═══ DATASET EXTRACT
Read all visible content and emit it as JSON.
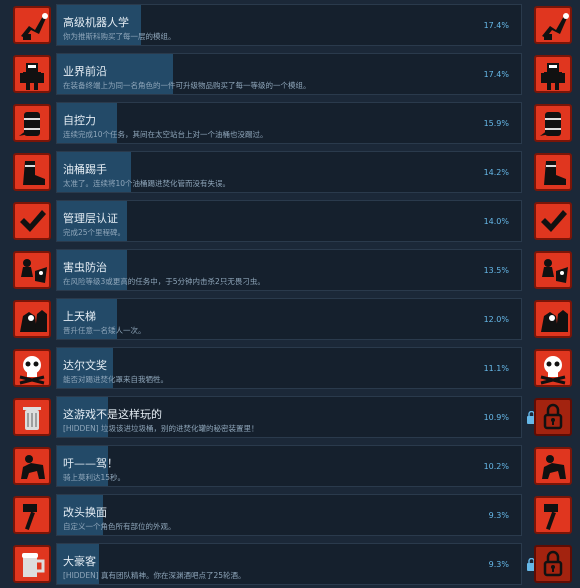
{
  "achievements": [
    {
      "title": "高级机器人学",
      "desc": "你为推斯科购买了每一层的模组。",
      "percent": "17.4%",
      "fill": 0.18,
      "icon": "robot-arm-icon",
      "locked": false
    },
    {
      "title": "业界前沿",
      "desc": "在装备终端上为同一名角色的一件可升级物品购买了每一等级的一个模组。",
      "percent": "17.4%",
      "fill": 0.25,
      "icon": "robot-icon",
      "locked": false
    },
    {
      "title": "自控力",
      "desc": "连续完成10个任务，其间在太空站台上对一个油桶也没踢过。",
      "percent": "15.9%",
      "fill": 0.13,
      "icon": "barrel-icon",
      "locked": false
    },
    {
      "title": "油桶踢手",
      "desc": "太准了。连续将10个油桶踢进焚化管而没有失误。",
      "percent": "14.2%",
      "fill": 0.16,
      "icon": "boot-icon",
      "locked": false
    },
    {
      "title": "管理层认证",
      "desc": "完成25个里程碑。",
      "percent": "14.0%",
      "fill": 0.15,
      "icon": "checkmark-icon",
      "locked": false
    },
    {
      "title": "害虫防治",
      "desc": "在风险等级3或更高的任务中，于5分钟内击杀2只无畏刁虫。",
      "percent": "13.5%",
      "fill": 0.15,
      "icon": "bug-fight-icon",
      "locked": false
    },
    {
      "title": "上天梯",
      "desc": "晋升任意一名矮人一次。",
      "percent": "12.0%",
      "fill": 0.13,
      "icon": "dwarf-promote-icon",
      "locked": false
    },
    {
      "title": "达尔文奖",
      "desc": "能否对踢进焚化罩来自我牺牲。",
      "percent": "11.1%",
      "fill": 0.12,
      "icon": "skull-icon",
      "locked": false
    },
    {
      "title": "这游戏不是这样玩的",
      "desc": "[HIDDEN] 垃圾该进垃圾桶，别的进焚化罐的秘密装置里！",
      "percent": "10.9%",
      "fill": 0.11,
      "icon": "trash-can-icon",
      "locked": true
    },
    {
      "title": "吁——驾！",
      "desc": "骑上莫利达15秒。",
      "percent": "10.2%",
      "fill": 0.11,
      "icon": "ride-icon",
      "locked": false
    },
    {
      "title": "改头换面",
      "desc": "自定义一个角色所有部位的外观。",
      "percent": "9.3%",
      "fill": 0.1,
      "icon": "hammer-icon",
      "locked": false
    },
    {
      "title": "大豪客",
      "desc": "[HIDDEN] 真有团队精神。你在深渊酒吧点了25轮酒。",
      "percent": "9.3%",
      "fill": 0.09,
      "icon": "beer-mug-icon",
      "locked": true
    }
  ],
  "colors": {
    "background": "#1b2838",
    "bar_fill": "#234a68",
    "icon_red": "#e0361f",
    "percent_blue": "#66b8e8"
  }
}
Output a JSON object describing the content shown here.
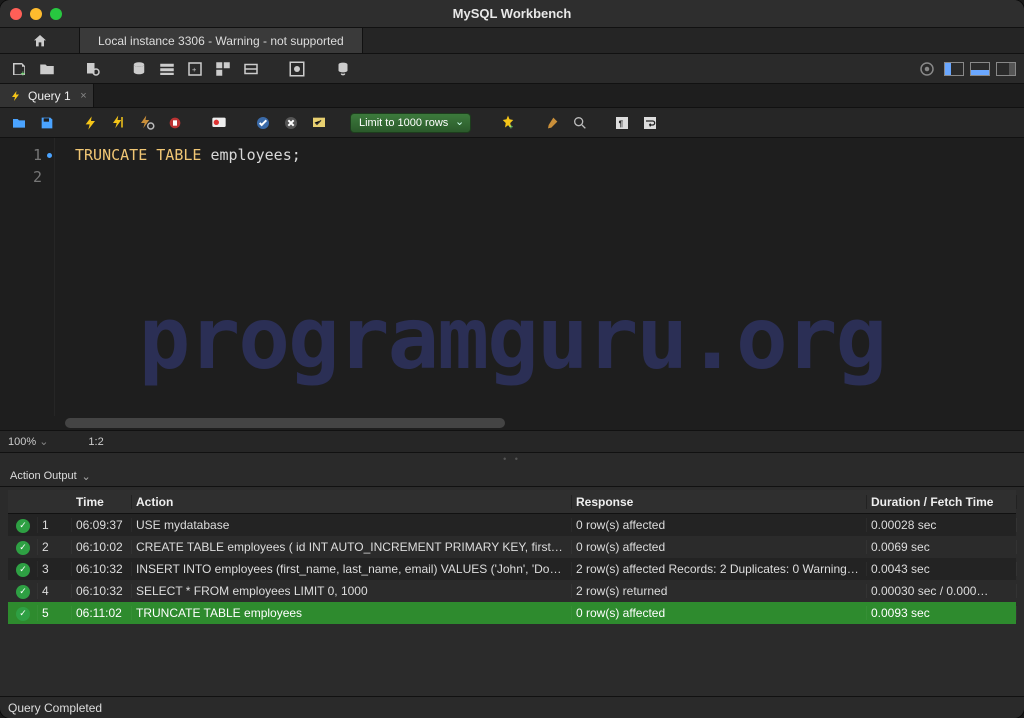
{
  "window": {
    "title": "MySQL Workbench"
  },
  "connection_tab": "Local instance 3306 - Warning - not supported",
  "query_tab": {
    "label": "Query 1"
  },
  "limit_dropdown": "Limit to 1000 rows",
  "editor": {
    "line1_kw": "TRUNCATE TABLE",
    "line1_rest": " employees;",
    "lineno1": "1",
    "lineno2": "2"
  },
  "editor_status": {
    "zoom": "100%",
    "cursor": "1:2"
  },
  "watermark": "programguru.org",
  "output_dropdown": "Action Output",
  "output_columns": {
    "blank": "",
    "num": "",
    "time": "Time",
    "action": "Action",
    "response": "Response",
    "duration": "Duration / Fetch Time"
  },
  "output_rows": [
    {
      "n": "1",
      "time": "06:09:37",
      "action": "USE mydatabase",
      "response": "0 row(s) affected",
      "duration": "0.00028 sec"
    },
    {
      "n": "2",
      "time": "06:10:02",
      "action": "CREATE TABLE employees (     id INT AUTO_INCREMENT PRIMARY KEY,     first_n…",
      "response": "0 row(s) affected",
      "duration": "0.0069 sec"
    },
    {
      "n": "3",
      "time": "06:10:32",
      "action": "INSERT INTO employees (first_name, last_name, email) VALUES ('John', 'Doe', 'jo…",
      "response": "2 row(s) affected Records: 2  Duplicates: 0  Warnings…",
      "duration": "0.0043 sec"
    },
    {
      "n": "4",
      "time": "06:10:32",
      "action": "SELECT * FROM employees LIMIT 0, 1000",
      "response": "2 row(s) returned",
      "duration": "0.00030 sec / 0.000…"
    },
    {
      "n": "5",
      "time": "06:11:02",
      "action": "TRUNCATE TABLE employees",
      "response": "0 row(s) affected",
      "duration": "0.0093 sec"
    }
  ],
  "status_bar": "Query Completed"
}
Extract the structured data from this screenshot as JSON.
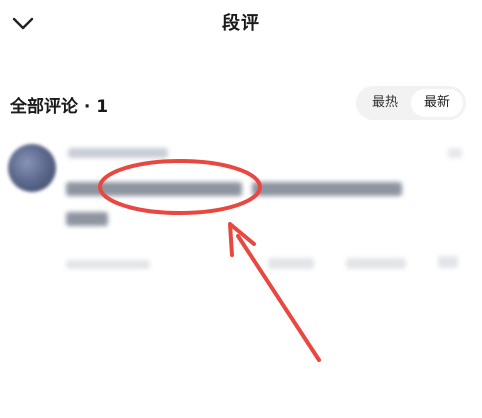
{
  "header": {
    "title": "段评"
  },
  "section": {
    "title": "全部评论 · 1"
  },
  "sort": {
    "hot_label": "最热",
    "new_label": "最新"
  },
  "colors": {
    "annotation": "#e8483f",
    "toggle_bg": "#f2f2f2"
  }
}
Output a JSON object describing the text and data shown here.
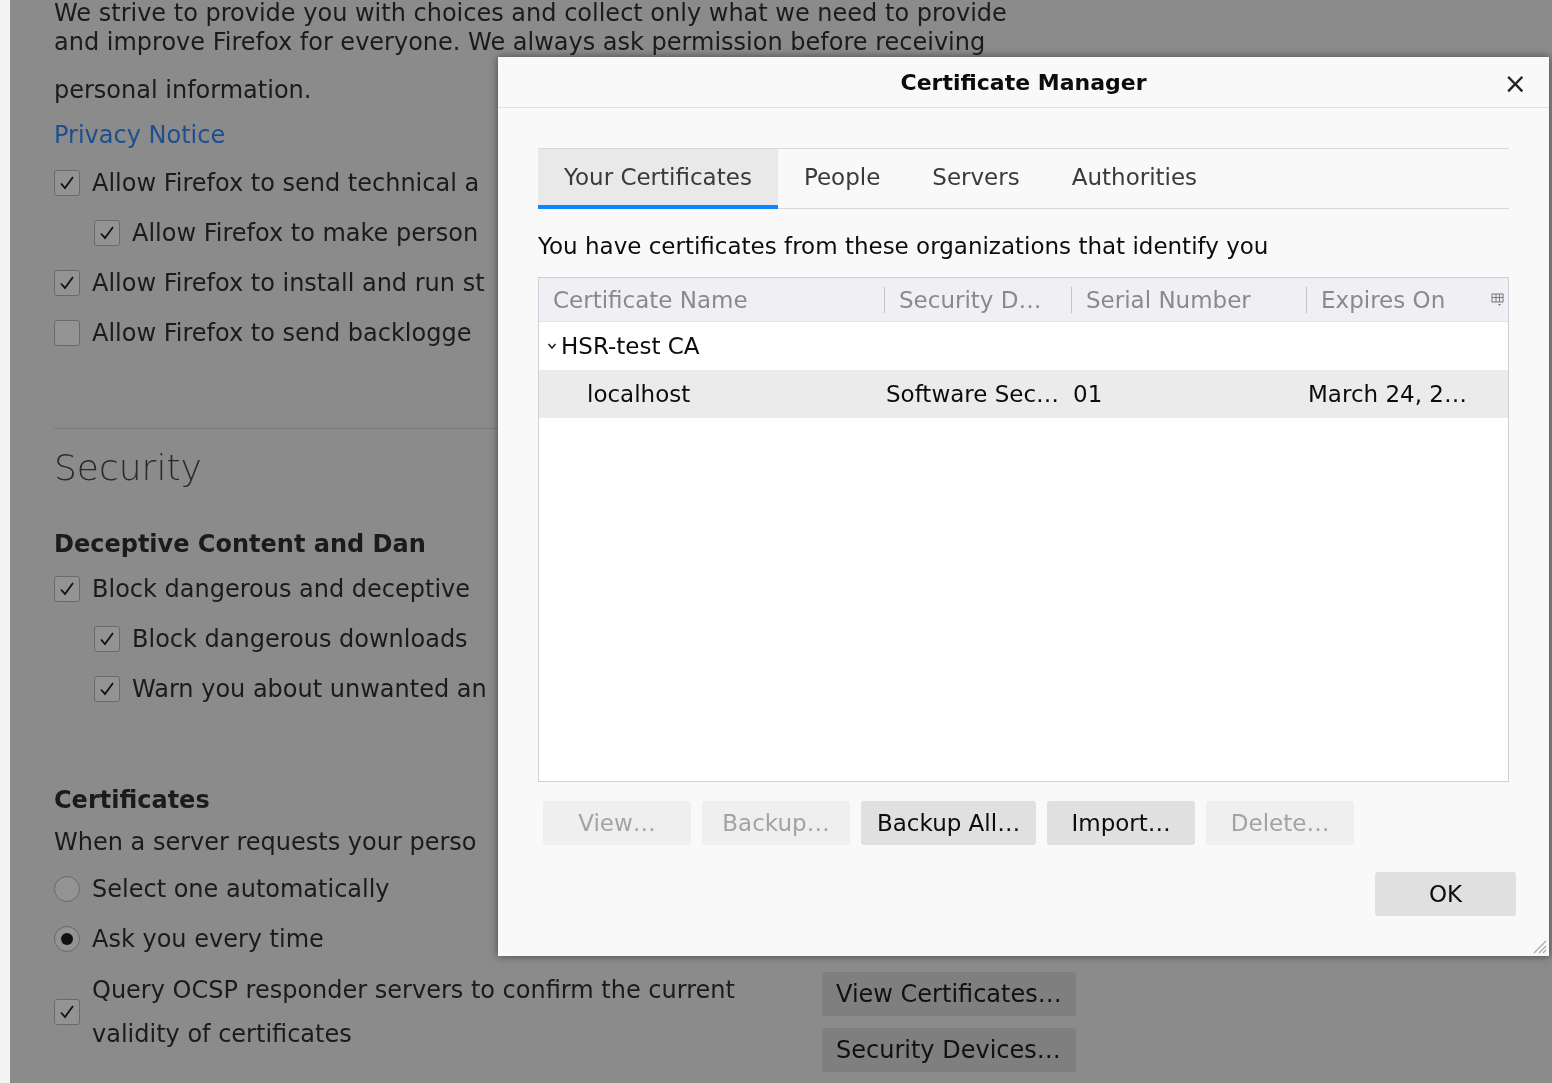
{
  "page": {
    "intro_lines": [
      "We strive to provide you with choices and collect only what we need to provide",
      "and improve Firefox for everyone. We always ask permission before receiving",
      "personal information."
    ],
    "privacy_link": "Privacy Notice",
    "data_options": [
      {
        "label": "Allow Firefox to send technical a",
        "checked": true,
        "nested": false
      },
      {
        "label": "Allow Firefox to make person",
        "checked": true,
        "nested": true
      },
      {
        "label": "Allow Firefox to install and run st",
        "checked": true,
        "nested": false
      },
      {
        "label": "Allow Firefox to send backlogge",
        "checked": false,
        "nested": false
      }
    ],
    "security_heading": "Security",
    "deceptive_heading": "Deceptive Content and Dan",
    "deceptive_options": [
      {
        "label": "Block dangerous and deceptive",
        "checked": true,
        "nested": false
      },
      {
        "label": "Block dangerous downloads",
        "checked": true,
        "nested": true
      },
      {
        "label": "Warn you about unwanted an",
        "checked": true,
        "nested": true
      }
    ],
    "certificates_heading": "Certificates",
    "certificates_text": "When a server requests your perso",
    "radios": [
      {
        "label": "Select one automatically",
        "selected": false
      },
      {
        "label": "Ask you every time",
        "selected": true
      }
    ],
    "ocsp": {
      "label": "Query OCSP responder servers to confirm the current validity of certificates",
      "checked": true
    },
    "buttons": [
      "View Certificates…",
      "Security Devices…"
    ]
  },
  "dialog": {
    "title": "Certificate Manager",
    "close": "×",
    "tabs": [
      {
        "label": "Your Certificates",
        "selected": true
      },
      {
        "label": "People",
        "selected": false
      },
      {
        "label": "Servers",
        "selected": false
      },
      {
        "label": "Authorities",
        "selected": false
      }
    ],
    "description": "You have certificates from these organizations that identify you",
    "columns": [
      "Certificate Name",
      "Security D…",
      "Serial Number",
      "Expires On"
    ],
    "rows": [
      {
        "kind": "group",
        "expanded": true,
        "selected": false,
        "cells": [
          "HSR-test CA"
        ]
      },
      {
        "kind": "item",
        "selected": true,
        "cells": [
          "localhost",
          "Software Sec…",
          "01",
          "March 24, 2…"
        ]
      }
    ],
    "actions": [
      {
        "label": "View…",
        "disabled": true
      },
      {
        "label": "Backup…",
        "disabled": true
      },
      {
        "label": "Backup All…",
        "disabled": false
      },
      {
        "label": "Import…",
        "disabled": false
      },
      {
        "label": "Delete…",
        "disabled": true
      }
    ],
    "ok": "OK"
  }
}
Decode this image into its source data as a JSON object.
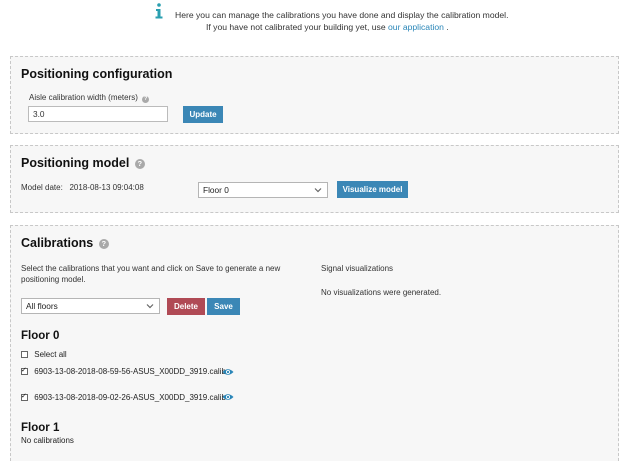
{
  "info": {
    "icon": "info-icon",
    "line1": "Here you can manage the calibrations you have done and display the calibration model.",
    "line2_prefix": "If you have not calibrated your building yet, use",
    "line2_link": "our application",
    "line2_suffix": "."
  },
  "positioning_config": {
    "title": "Positioning configuration",
    "field_label": "Aisle calibration width (meters)",
    "field_value": "3.0",
    "update_label": "Update"
  },
  "positioning_model": {
    "title": "Positioning model",
    "date_label": "Model date:",
    "date_value": "2018-08-13 09:04:08",
    "floor_select": "Floor 0",
    "visualize_label": "Visualize model"
  },
  "calibrations": {
    "title": "Calibrations",
    "instructions_line1": "Select the calibrations that you want and click on Save to generate a new",
    "instructions_line2": "positioning model.",
    "filter_select": "All floors",
    "delete_label": "Delete",
    "save_label": "Save",
    "signal_title": "Signal visualizations",
    "signal_empty": "No visualizations were generated.",
    "floors": [
      {
        "name": "Floor 0",
        "select_all": "Select all",
        "items": [
          {
            "file": "6903-13-08-2018-08-59-56-ASUS_X00DD_3919.calib",
            "checked": true
          },
          {
            "file": "6903-13-08-2018-09-02-26-ASUS_X00DD_3919.calib",
            "checked": true
          }
        ]
      },
      {
        "name": "Floor 1",
        "empty": "No calibrations"
      }
    ]
  },
  "colors": {
    "accent_blue": "#3b87b6",
    "delete_red": "#b04a55",
    "link": "#2a86b8",
    "eye_icon": "#2a86b8"
  }
}
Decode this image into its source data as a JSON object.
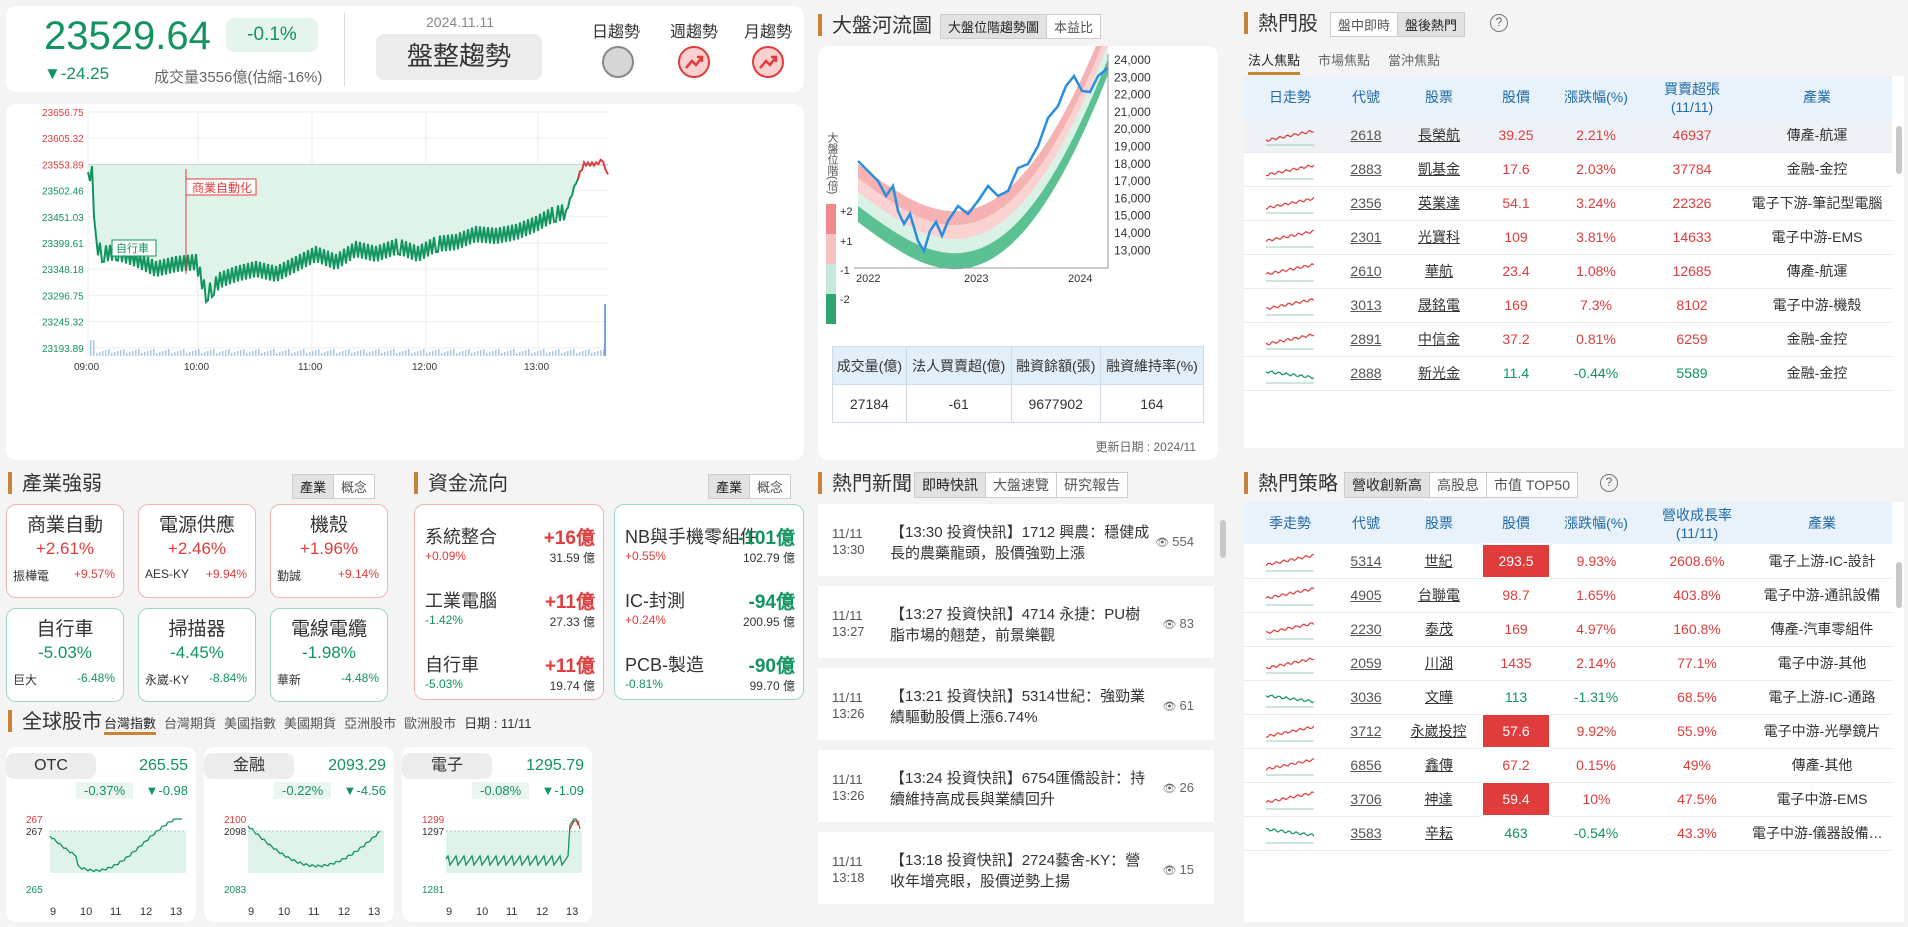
══════
### WHAT YOU NEED TO DO
Read the entries above, then pull out the lines that include "send".

### RESULT BELOW
        "label": "Allow Firefox to send technical a",
        "label": "Allow Firefox to send backlogge",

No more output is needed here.